— Working data —
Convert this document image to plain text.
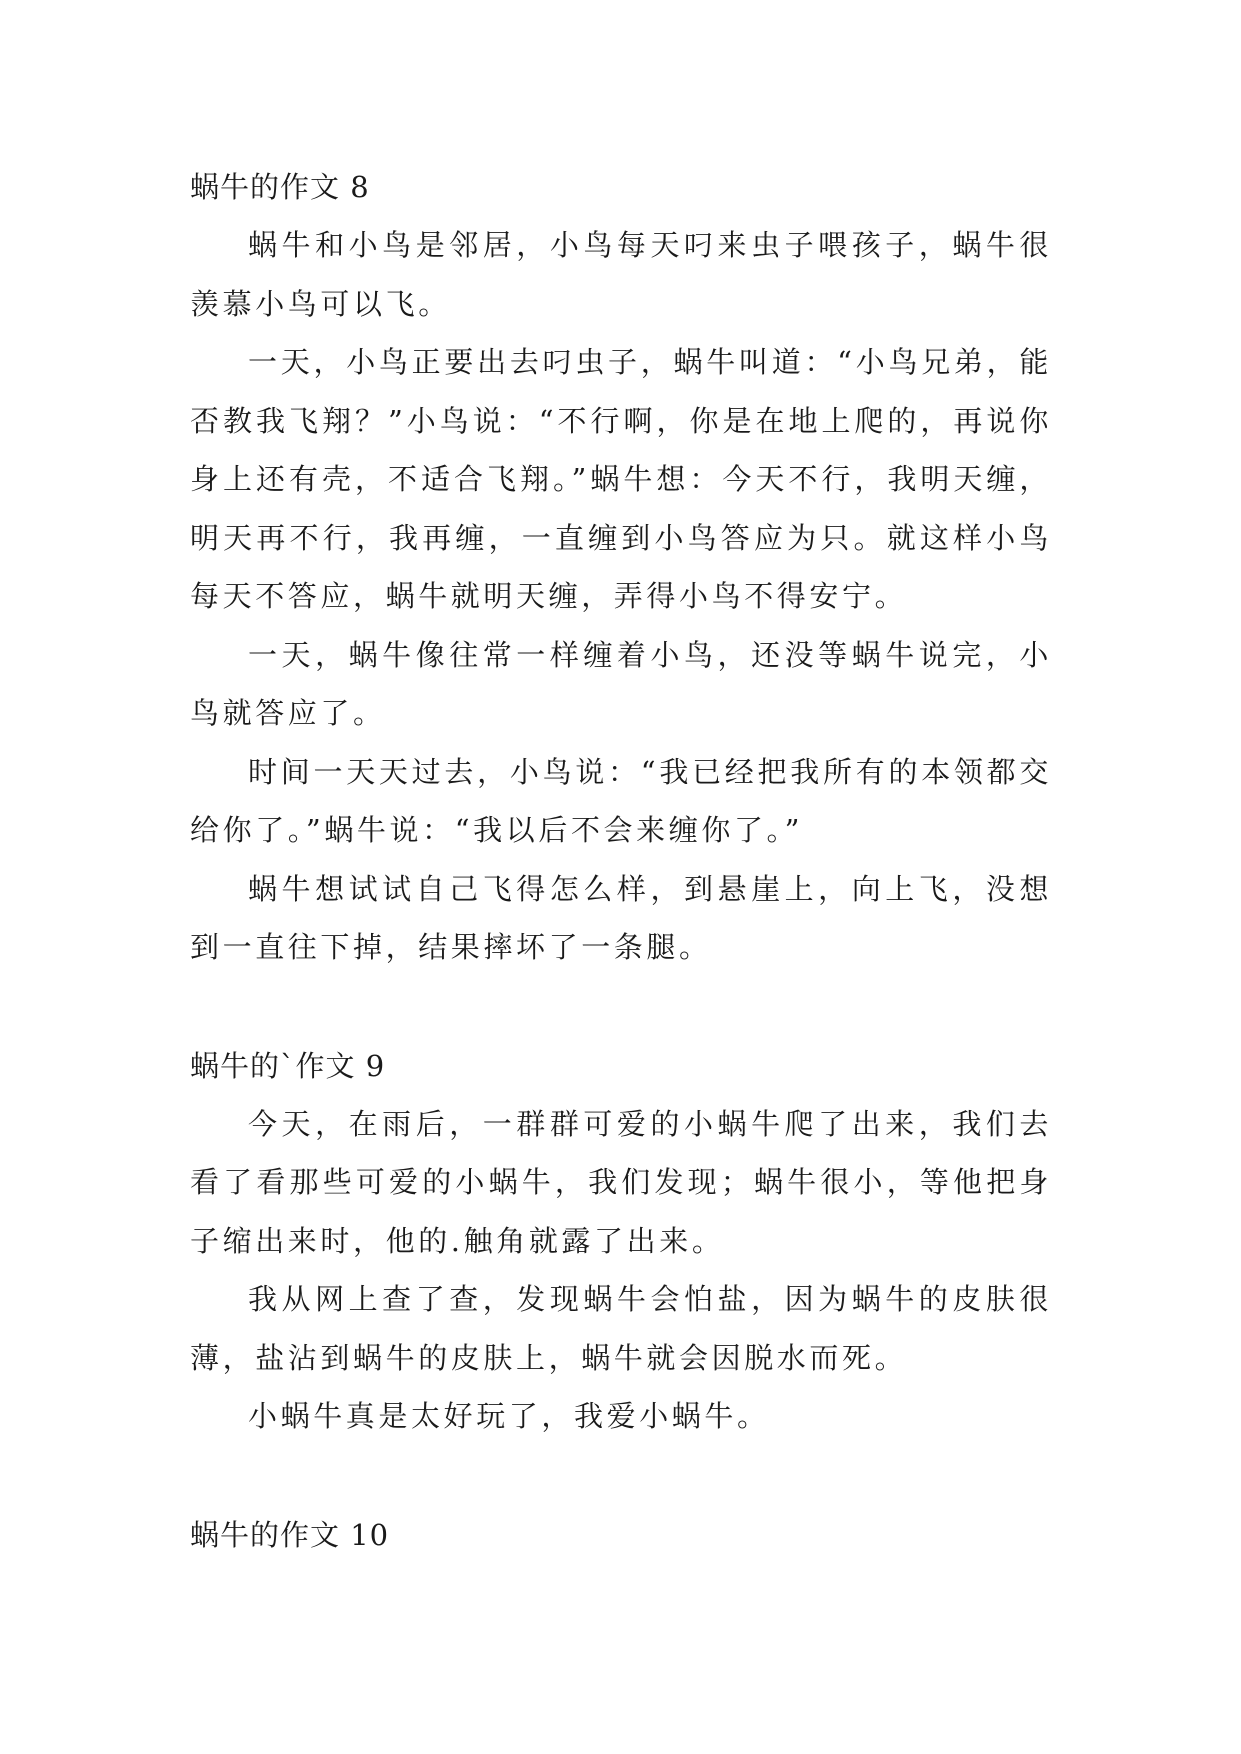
蜗牛的作文 8

蜗牛和小鸟是邻居，小鸟每天叼来虫子喂孩子，蜗牛很羡慕小鸟可以飞。

一天，小鸟正要出去叼虫子，蜗牛叫道：“小鸟兄弟，能否教我飞翔？”小鸟说：“不行啊，你是在地上爬的，再说你身上还有壳，不适合飞翔。”蜗牛想：今天不行，我明天缠，明天再不行，我再缠，一直缠到小鸟答应为只。就这样小鸟每天不答应，蜗牛就明天缠，弄得小鸟不得安宁。

一天，蜗牛像往常一样缠着小鸟，还没等蜗牛说完，小鸟就答应了。

时间一天天过去，小鸟说：“我已经把我所有的本领都交给你了。”蜗牛说：“我以后不会来缠你了。”

蜗牛想试试自己飞得怎么样，到悬崖上，向上飞，没想到一直往下掉，结果摔坏了一条腿。

蜗牛的`作文 9

今天，在雨后，一群群可爱的小蜗牛爬了出来，我们去看了看那些可爱的小蜗牛，我们发现；蜗牛很小，等他把身子缩出来时，他的.触角就露了出来。

我从网上查了查，发现蜗牛会怕盐，因为蜗牛的皮肤很薄，盐沾到蜗牛的皮肤上，蜗牛就会因脱水而死。

小蜗牛真是太好玩了，我爱小蜗牛。

蜗牛的作文 10
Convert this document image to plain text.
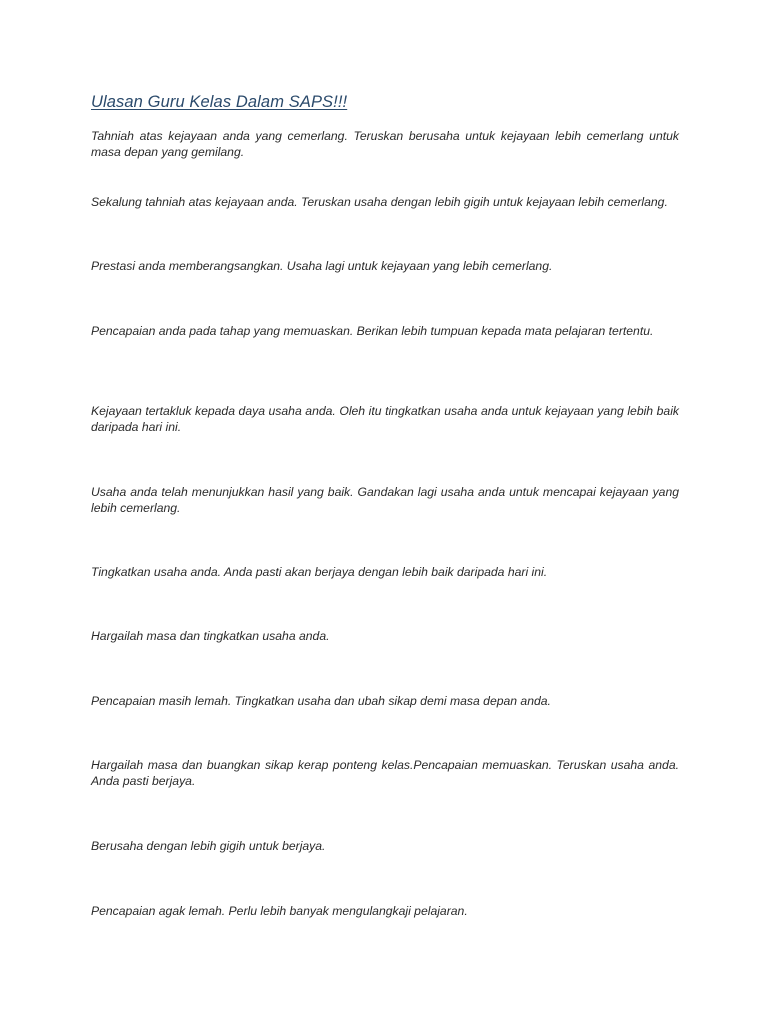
Ulasan Guru Kelas Dalam SAPS!!!

Tahniah atas kejayaan anda yang cemerlang. Teruskan berusaha untuk kejayaan lebih cemerlang untuk masa depan yang gemilang.

Sekalung tahniah atas kejayaan anda. Teruskan usaha dengan lebih gigih untuk kejayaan lebih cemerlang.

Prestasi anda memberangsangkan. Usaha lagi untuk kejayaan yang lebih cemerlang.

Pencapaian anda pada tahap yang memuaskan. Berikan lebih tumpuan kepada mata pelajaran tertentu.

Kejayaan tertakluk kepada daya usaha anda. Oleh itu tingkatkan usaha anda untuk kejayaan yang lebih baik daripada hari ini.

Usaha anda telah menunjukkan hasil yang baik. Gandakan lagi usaha anda untuk mencapai kejayaan yang lebih cemerlang.

Tingkatkan usaha anda. Anda pasti akan berjaya dengan lebih baik daripada hari ini.

Hargailah masa dan tingkatkan usaha anda.

Pencapaian masih lemah. Tingkatkan usaha dan ubah sikap demi masa depan anda.

Hargailah masa dan buangkan sikap kerap ponteng kelas.Pencapaian memuaskan. Teruskan usaha anda. Anda pasti berjaya.

Berusaha dengan lebih gigih untuk berjaya.

Pencapaian agak lemah. Perlu lebih banyak mengulangkaji pelajaran.
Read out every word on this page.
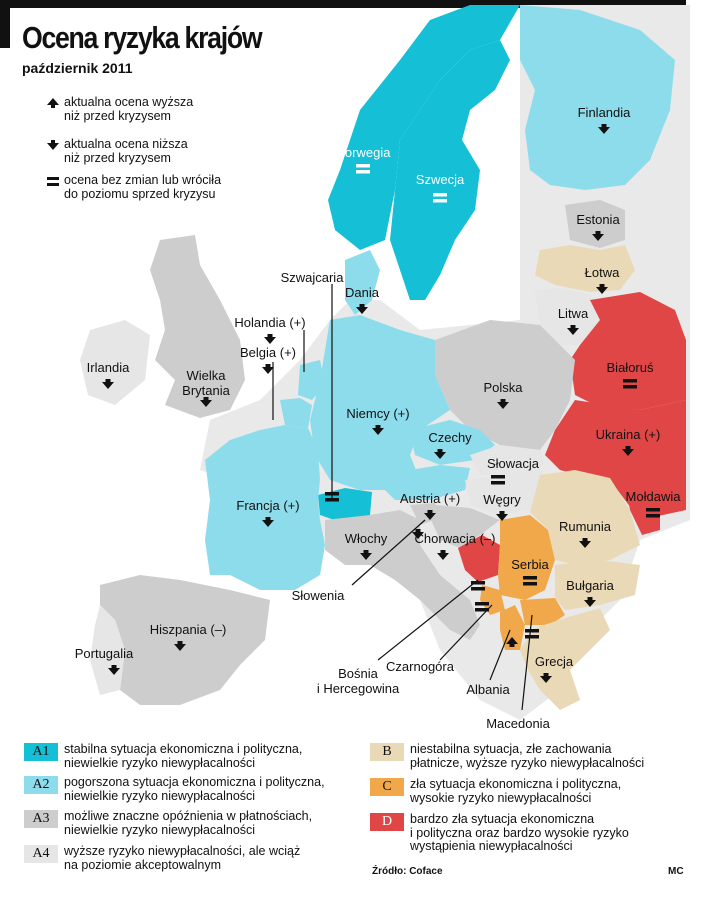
Ocena ryzyka krajów
październik 2011
aktualna ocena wyższa
niż przed kryzysem
aktualna ocena niższa
niż przed kryzysem
ocena bez zmian lub wróciła
do poziomu sprzed kryzysu
Norwegia
Szwecja
Finlandia
Estonia
Łotwa
Litwa
Dania
Szwajcaria
Holandia (+)
Belgia (+)
Irlandia
Wielka
Brytania	Polska
Białoruś
Ukraina (+)
Mołdawia
Niemcy (+)
Czechy
Słowacja
Austria (+) Węgry
Francja (+)
Włochy Chorwacja (–)
Rumunia
Serbia
Bułgaria
Słowenia
Hiszpania (–)
Portugalia
Bośnia
i Hercegowina
Czarnogóra
Albania
Macedonia
Grecja
A1	stabilna sytuacja ekonomiczna i polityczna,
niewielkie ryzyko niewypłacalności
A2	pogorszona sytuacja ekonomiczna i polityczna,
niewielkie ryzyko niewypłacalności
A3	możliwe znaczne opóźnienia w płatnościach,
niewielkie ryzyko niewypłacalności
A4	wyższe ryzyko niewypłacalności, ale wciąż
na poziomie akceptowalnym
B	niestabilna sytuacja, złe zachowania
płatnicze, wyższe ryzyko niewypłacalności
C	zła sytuacja ekonomiczna i polityczna,
wysokie ryzyko niewypłacalności
D	bardzo zła sytuacja ekonomiczna
i polityczna oraz bardzo wysokie ryzyko
wystąpienia niewypłacalności
Źródło: Coface	MC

— Written exercise —
Scan the data above and copy every line with "lagi" in it.

— Result —
Prestasi anda memberangsangkan. Usaha lagi untuk kejayaan yang lebih cemerlang.
Usaha anda telah menunjukkan hasil yang baik. Gandakan lagi usaha anda untuk mencapai kejayaan yang lebih cemerlang.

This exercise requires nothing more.